SET PROBLEM: Rewrite the records below, swapping each occurrence of "Work Extension" for "Work Ext." and leaving everything else as it is.

PROVIDED MATERIAL start

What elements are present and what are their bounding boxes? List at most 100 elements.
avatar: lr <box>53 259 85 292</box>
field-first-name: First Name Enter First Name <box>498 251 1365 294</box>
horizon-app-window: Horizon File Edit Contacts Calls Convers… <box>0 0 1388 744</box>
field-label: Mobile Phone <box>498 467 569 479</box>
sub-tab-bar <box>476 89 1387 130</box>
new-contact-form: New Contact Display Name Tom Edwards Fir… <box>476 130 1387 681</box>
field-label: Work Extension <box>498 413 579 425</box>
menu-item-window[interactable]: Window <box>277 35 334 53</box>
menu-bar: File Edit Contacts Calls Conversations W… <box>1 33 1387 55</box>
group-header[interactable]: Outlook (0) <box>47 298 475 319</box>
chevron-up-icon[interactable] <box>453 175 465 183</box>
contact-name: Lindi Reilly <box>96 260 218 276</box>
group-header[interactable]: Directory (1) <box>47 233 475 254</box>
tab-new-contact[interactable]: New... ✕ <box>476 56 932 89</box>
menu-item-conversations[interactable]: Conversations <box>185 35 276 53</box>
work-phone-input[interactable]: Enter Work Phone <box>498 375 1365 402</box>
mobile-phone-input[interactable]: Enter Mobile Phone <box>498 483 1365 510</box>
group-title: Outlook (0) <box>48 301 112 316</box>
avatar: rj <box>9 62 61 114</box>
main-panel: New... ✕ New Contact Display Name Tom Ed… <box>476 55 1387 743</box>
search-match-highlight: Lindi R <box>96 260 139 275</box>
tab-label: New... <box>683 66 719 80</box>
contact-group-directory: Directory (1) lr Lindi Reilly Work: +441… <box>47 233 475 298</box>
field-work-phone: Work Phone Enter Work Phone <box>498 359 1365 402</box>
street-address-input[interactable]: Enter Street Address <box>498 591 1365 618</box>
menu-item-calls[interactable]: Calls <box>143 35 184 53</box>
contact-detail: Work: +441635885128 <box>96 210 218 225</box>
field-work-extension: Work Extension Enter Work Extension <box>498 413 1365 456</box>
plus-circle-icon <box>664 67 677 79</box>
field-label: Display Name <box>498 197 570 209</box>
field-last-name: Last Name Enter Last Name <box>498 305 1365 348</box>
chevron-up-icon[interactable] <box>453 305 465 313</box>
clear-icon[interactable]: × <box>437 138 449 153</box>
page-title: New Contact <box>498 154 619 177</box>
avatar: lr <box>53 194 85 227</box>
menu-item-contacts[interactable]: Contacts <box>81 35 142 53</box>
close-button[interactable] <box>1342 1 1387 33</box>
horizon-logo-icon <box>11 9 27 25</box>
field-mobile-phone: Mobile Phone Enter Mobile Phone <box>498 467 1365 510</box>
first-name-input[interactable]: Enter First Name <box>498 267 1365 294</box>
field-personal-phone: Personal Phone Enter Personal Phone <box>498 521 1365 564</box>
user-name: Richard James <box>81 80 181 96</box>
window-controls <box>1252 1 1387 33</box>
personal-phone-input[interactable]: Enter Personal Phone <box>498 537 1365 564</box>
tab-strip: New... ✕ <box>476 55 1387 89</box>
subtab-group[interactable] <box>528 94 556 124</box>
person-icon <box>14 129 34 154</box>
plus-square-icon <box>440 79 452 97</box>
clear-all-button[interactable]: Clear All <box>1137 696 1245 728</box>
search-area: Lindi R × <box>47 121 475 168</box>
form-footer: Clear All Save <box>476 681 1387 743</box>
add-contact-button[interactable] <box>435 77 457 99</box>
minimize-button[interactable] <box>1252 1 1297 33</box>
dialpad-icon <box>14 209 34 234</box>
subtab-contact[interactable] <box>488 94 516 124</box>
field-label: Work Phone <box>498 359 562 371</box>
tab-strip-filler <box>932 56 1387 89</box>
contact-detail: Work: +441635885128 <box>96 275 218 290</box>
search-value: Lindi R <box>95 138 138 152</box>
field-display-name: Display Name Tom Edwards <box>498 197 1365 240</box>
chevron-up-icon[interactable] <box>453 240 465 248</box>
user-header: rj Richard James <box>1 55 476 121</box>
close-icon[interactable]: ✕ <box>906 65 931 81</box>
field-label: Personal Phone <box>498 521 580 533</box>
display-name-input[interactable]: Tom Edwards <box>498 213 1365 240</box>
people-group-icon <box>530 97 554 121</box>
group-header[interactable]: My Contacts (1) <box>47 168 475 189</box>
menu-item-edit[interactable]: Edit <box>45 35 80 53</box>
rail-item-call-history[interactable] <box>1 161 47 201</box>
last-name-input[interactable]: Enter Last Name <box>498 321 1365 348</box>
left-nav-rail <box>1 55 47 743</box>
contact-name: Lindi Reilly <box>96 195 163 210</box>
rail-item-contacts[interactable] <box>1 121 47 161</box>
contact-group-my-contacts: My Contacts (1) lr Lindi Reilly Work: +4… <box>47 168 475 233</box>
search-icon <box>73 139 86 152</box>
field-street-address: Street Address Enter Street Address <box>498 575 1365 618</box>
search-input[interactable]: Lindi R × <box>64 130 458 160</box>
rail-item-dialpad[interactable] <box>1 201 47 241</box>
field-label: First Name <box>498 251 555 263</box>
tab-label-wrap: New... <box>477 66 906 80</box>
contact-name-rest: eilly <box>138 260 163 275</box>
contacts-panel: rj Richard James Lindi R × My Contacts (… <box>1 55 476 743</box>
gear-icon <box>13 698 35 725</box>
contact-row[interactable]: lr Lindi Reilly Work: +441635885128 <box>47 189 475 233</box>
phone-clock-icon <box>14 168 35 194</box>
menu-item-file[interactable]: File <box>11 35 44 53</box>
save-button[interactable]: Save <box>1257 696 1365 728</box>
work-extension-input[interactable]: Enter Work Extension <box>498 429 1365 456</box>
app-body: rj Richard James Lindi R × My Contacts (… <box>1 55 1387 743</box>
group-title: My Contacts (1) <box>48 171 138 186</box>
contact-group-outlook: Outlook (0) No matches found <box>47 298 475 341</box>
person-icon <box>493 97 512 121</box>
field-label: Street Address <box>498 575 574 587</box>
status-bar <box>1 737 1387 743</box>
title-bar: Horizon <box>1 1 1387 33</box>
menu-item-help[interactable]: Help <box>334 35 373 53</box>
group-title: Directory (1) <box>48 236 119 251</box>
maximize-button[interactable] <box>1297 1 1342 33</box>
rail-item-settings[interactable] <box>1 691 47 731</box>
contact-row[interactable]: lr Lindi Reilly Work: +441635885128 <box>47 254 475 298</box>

PROVIDED MATERIAL end

THE COMPLETED TASK:
What elements are present and what are their bounding boxes? List at most 100 elements.
avatar: lr <box>53 259 85 292</box>
field-first-name: First Name Enter First Name <box>498 251 1365 294</box>
horizon-app-window: Horizon File Edit Contacts Calls Convers… <box>0 0 1388 744</box>
field-label: Mobile Phone <box>498 467 569 479</box>
sub-tab-bar <box>476 89 1387 130</box>
new-contact-form: New Contact Display Name Tom Edwards Fir… <box>476 130 1387 681</box>
field-label: Work Ext. <box>498 413 579 425</box>
menu-item-window[interactable]: Window <box>277 35 334 53</box>
menu-bar: File Edit Contacts Calls Conversations W… <box>1 33 1387 55</box>
group-header[interactable]: Outlook (0) <box>47 298 475 319</box>
chevron-up-icon[interactable] <box>453 175 465 183</box>
contact-name: Lindi Reilly <box>96 260 218 276</box>
group-header[interactable]: Directory (1) <box>47 233 475 254</box>
tab-new-contact[interactable]: New... ✕ <box>476 56 932 89</box>
menu-item-conversations[interactable]: Conversations <box>185 35 276 53</box>
work-phone-input[interactable]: Enter Work Phone <box>498 375 1365 402</box>
mobile-phone-input[interactable]: Enter Mobile Phone <box>498 483 1365 510</box>
group-title: Outlook (0) <box>48 301 112 316</box>
avatar: rj <box>9 62 61 114</box>
main-panel: New... ✕ New Contact Display Name Tom Ed… <box>476 55 1387 743</box>
search-match-highlight: Lindi R <box>96 260 139 275</box>
tab-label: New... <box>683 66 719 80</box>
contact-group-directory: Directory (1) lr Lindi Reilly Work: +441… <box>47 233 475 298</box>
field-work-phone: Work Phone Enter Work Phone <box>498 359 1365 402</box>
street-address-input[interactable]: Enter Street Address <box>498 591 1365 618</box>
menu-item-calls[interactable]: Calls <box>143 35 184 53</box>
contact-detail: Work: +441635885128 <box>96 210 218 225</box>
field-work-extension: Work Ext. Enter Work Ext. <box>498 413 1365 456</box>
plus-circle-icon <box>664 67 677 79</box>
field-label: Display Name <box>498 197 570 209</box>
field-last-name: Last Name Enter Last Name <box>498 305 1365 348</box>
chevron-up-icon[interactable] <box>453 305 465 313</box>
clear-icon[interactable]: × <box>437 138 449 153</box>
page-title: New Contact <box>498 154 619 177</box>
avatar: lr <box>53 194 85 227</box>
menu-item-contacts[interactable]: Contacts <box>81 35 142 53</box>
close-button[interactable] <box>1342 1 1387 33</box>
horizon-logo-icon <box>11 9 27 25</box>
field-mobile-phone: Mobile Phone Enter Mobile Phone <box>498 467 1365 510</box>
first-name-input[interactable]: Enter First Name <box>498 267 1365 294</box>
field-personal-phone: Personal Phone Enter Personal Phone <box>498 521 1365 564</box>
user-name: Richard James <box>81 80 181 96</box>
window-controls <box>1252 1 1387 33</box>
personal-phone-input[interactable]: Enter Personal Phone <box>498 537 1365 564</box>
tab-strip: New... ✕ <box>476 55 1387 89</box>
subtab-group[interactable] <box>528 94 556 124</box>
person-icon <box>14 129 34 154</box>
plus-square-icon <box>440 79 452 97</box>
clear-all-button[interactable]: Clear All <box>1137 696 1245 728</box>
search-area: Lindi R × <box>47 121 475 168</box>
form-footer: Clear All Save <box>476 681 1387 743</box>
add-contact-button[interactable] <box>435 77 457 99</box>
minimize-button[interactable] <box>1252 1 1297 33</box>
dialpad-icon <box>14 209 34 234</box>
subtab-contact[interactable] <box>488 94 516 124</box>
field-label: Work Phone <box>498 359 562 371</box>
tab-strip-filler <box>932 56 1387 89</box>
contact-detail: Work: +441635885128 <box>96 275 218 290</box>
search-value: Lindi R <box>95 138 138 152</box>
field-display-name: Display Name Tom Edwards <box>498 197 1365 240</box>
chevron-up-icon[interactable] <box>453 240 465 248</box>
user-header: rj Richard James <box>1 55 476 121</box>
close-icon[interactable]: ✕ <box>906 65 931 81</box>
field-label: Personal Phone <box>498 521 580 533</box>
display-name-input[interactable]: Tom Edwards <box>498 213 1365 240</box>
people-group-icon <box>530 97 554 121</box>
group-header[interactable]: My Contacts (1) <box>47 168 475 189</box>
menu-item-edit[interactable]: Edit <box>45 35 80 53</box>
rail-item-call-history[interactable] <box>1 161 47 201</box>
last-name-input[interactable]: Enter Last Name <box>498 321 1365 348</box>
left-nav-rail <box>1 55 47 743</box>
contact-name: Lindi Reilly <box>96 195 163 210</box>
rail-item-contacts[interactable] <box>1 121 47 161</box>
contact-group-my-contacts: My Contacts (1) lr Lindi Reilly Work: +4… <box>47 168 475 233</box>
search-icon <box>73 139 86 152</box>
field-street-address: Street Address Enter Street Address <box>498 575 1365 618</box>
search-input[interactable]: Lindi R × <box>64 130 458 160</box>
rail-item-dialpad[interactable] <box>1 201 47 241</box>
field-label: First Name <box>498 251 555 263</box>
tab-label-wrap: New... <box>477 66 906 80</box>
contact-name-rest: eilly <box>138 260 163 275</box>
contacts-panel: rj Richard James Lindi R × My Contacts (… <box>1 55 476 743</box>
gear-icon <box>13 698 35 725</box>
contact-row[interactable]: lr Lindi Reilly Work: +441635885128 <box>47 189 475 233</box>
phone-clock-icon <box>14 168 35 194</box>
menu-item-file[interactable]: File <box>11 35 44 53</box>
save-button[interactable]: Save <box>1257 696 1365 728</box>
work-extension-input[interactable]: Enter Work Ext. <box>498 429 1365 456</box>
app-body: rj Richard James Lindi R × My Contacts (… <box>1 55 1387 743</box>
group-title: My Contacts (1) <box>48 171 138 186</box>
contact-group-outlook: Outlook (0) No matches found <box>47 298 475 341</box>
person-icon <box>493 97 512 121</box>
field-label: Street Address <box>498 575 574 587</box>
status-bar <box>1 737 1387 743</box>
title-bar: Horizon <box>1 1 1387 33</box>
menu-item-help[interactable]: Help <box>334 35 373 53</box>
group-title: Directory (1) <box>48 236 119 251</box>
maximize-button[interactable] <box>1297 1 1342 33</box>
rail-item-settings[interactable] <box>1 691 47 731</box>
contact-row[interactable]: lr Lindi Reilly Work: +441635885128 <box>47 254 475 298</box>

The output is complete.